Can you find the lines of the listing that include "name" and copy every one?

(DATASET ENTRIES)

........

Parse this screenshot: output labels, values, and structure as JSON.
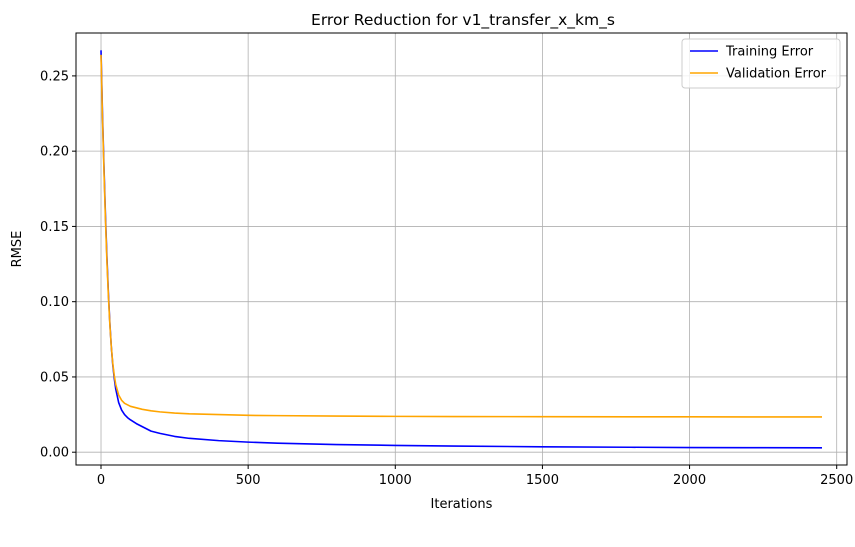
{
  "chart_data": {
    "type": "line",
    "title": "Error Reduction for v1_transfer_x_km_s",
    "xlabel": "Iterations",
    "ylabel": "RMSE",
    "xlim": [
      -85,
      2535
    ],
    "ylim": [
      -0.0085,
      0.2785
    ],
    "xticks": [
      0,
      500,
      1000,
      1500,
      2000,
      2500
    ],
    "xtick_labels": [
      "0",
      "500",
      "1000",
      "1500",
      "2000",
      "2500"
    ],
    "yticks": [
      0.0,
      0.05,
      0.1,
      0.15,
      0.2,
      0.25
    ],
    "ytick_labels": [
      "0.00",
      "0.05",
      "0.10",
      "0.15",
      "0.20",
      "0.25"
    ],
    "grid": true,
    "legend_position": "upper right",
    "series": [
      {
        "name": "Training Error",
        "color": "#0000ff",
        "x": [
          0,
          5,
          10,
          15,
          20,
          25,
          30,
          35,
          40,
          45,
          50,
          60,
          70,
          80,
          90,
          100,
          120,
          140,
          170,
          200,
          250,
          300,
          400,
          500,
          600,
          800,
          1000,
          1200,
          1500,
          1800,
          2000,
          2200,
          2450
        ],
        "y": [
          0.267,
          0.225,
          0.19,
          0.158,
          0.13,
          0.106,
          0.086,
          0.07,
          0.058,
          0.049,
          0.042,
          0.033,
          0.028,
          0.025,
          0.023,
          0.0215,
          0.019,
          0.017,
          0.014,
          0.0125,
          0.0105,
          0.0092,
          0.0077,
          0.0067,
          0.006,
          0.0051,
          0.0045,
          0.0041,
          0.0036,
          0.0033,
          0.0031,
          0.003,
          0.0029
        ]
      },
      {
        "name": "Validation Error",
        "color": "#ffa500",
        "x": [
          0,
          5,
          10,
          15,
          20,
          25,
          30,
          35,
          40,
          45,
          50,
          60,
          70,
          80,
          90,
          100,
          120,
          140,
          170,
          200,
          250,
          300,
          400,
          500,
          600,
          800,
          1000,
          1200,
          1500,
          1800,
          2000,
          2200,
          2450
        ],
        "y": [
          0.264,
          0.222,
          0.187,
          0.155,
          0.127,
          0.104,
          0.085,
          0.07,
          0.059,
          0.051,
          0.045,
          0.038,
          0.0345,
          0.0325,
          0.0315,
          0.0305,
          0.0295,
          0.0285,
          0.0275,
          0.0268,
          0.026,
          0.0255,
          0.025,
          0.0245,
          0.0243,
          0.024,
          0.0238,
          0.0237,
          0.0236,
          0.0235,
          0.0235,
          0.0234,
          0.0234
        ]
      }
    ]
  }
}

........

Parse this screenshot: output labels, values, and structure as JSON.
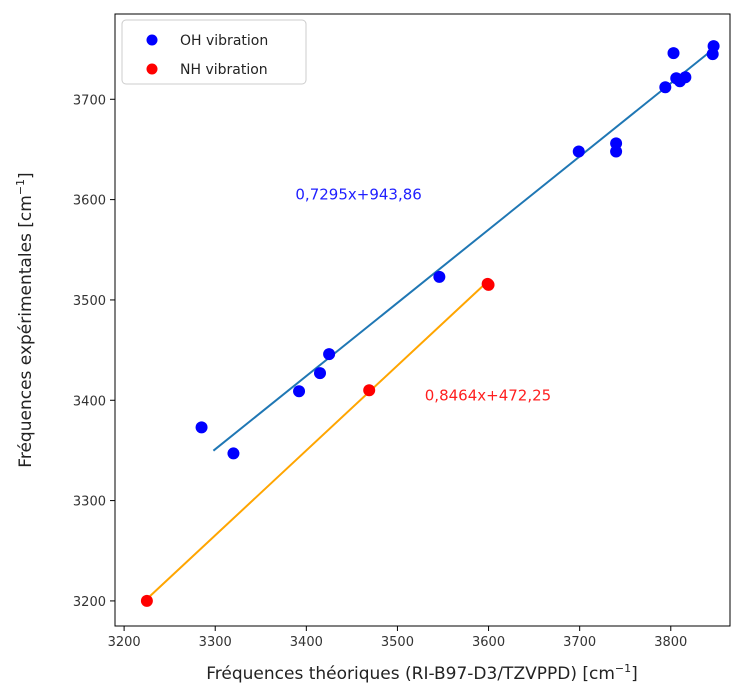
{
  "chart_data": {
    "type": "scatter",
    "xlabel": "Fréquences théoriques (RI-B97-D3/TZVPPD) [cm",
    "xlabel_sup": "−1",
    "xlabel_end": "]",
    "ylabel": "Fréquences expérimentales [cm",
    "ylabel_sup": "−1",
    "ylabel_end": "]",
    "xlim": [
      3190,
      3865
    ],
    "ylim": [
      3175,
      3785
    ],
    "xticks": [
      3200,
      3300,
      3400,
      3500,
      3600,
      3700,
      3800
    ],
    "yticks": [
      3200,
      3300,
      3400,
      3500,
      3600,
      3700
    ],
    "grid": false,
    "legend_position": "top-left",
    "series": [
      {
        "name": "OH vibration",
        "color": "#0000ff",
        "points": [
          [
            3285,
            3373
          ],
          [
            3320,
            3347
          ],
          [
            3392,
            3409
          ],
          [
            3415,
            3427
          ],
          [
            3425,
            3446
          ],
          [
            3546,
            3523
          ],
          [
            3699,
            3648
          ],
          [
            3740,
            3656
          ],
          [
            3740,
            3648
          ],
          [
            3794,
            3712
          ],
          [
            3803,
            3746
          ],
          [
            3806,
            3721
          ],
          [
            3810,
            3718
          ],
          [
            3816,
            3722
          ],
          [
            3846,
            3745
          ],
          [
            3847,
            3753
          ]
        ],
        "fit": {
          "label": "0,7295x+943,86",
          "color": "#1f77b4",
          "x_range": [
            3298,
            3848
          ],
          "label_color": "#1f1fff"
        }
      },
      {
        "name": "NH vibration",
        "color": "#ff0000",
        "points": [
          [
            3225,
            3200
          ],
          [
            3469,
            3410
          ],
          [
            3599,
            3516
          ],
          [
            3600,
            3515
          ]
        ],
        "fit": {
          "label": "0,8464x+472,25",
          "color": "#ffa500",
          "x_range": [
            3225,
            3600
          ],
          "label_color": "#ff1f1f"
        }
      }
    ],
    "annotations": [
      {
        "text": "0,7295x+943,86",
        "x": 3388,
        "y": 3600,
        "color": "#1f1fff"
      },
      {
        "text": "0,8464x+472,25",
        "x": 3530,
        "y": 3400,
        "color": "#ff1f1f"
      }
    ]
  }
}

........

(EXERCISE RESULT)
        "name": "Training Error",
        "name": "Validation Error",
        "name": "OH vibration",
        "name": "NH vibration",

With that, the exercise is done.